Stored data entries:
== == ==
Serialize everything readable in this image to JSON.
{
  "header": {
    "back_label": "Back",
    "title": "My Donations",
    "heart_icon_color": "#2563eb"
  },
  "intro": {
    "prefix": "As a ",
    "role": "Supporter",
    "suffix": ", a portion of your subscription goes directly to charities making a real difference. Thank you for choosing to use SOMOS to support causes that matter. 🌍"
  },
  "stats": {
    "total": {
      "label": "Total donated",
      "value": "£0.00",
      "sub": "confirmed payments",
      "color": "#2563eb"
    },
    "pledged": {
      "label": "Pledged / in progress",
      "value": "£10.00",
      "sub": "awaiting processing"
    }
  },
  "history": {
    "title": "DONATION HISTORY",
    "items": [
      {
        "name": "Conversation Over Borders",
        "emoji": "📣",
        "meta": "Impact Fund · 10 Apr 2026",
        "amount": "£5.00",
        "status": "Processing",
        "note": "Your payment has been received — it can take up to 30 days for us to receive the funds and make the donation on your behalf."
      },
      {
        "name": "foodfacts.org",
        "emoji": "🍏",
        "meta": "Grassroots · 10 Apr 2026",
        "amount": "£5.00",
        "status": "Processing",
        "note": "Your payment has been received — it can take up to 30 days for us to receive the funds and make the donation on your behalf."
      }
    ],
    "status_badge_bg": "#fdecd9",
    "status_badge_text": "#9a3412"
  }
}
== == ==
● **Directive**
How many lines of these entries hold the string "title"? Answer with the number alone.

● **The solution**
2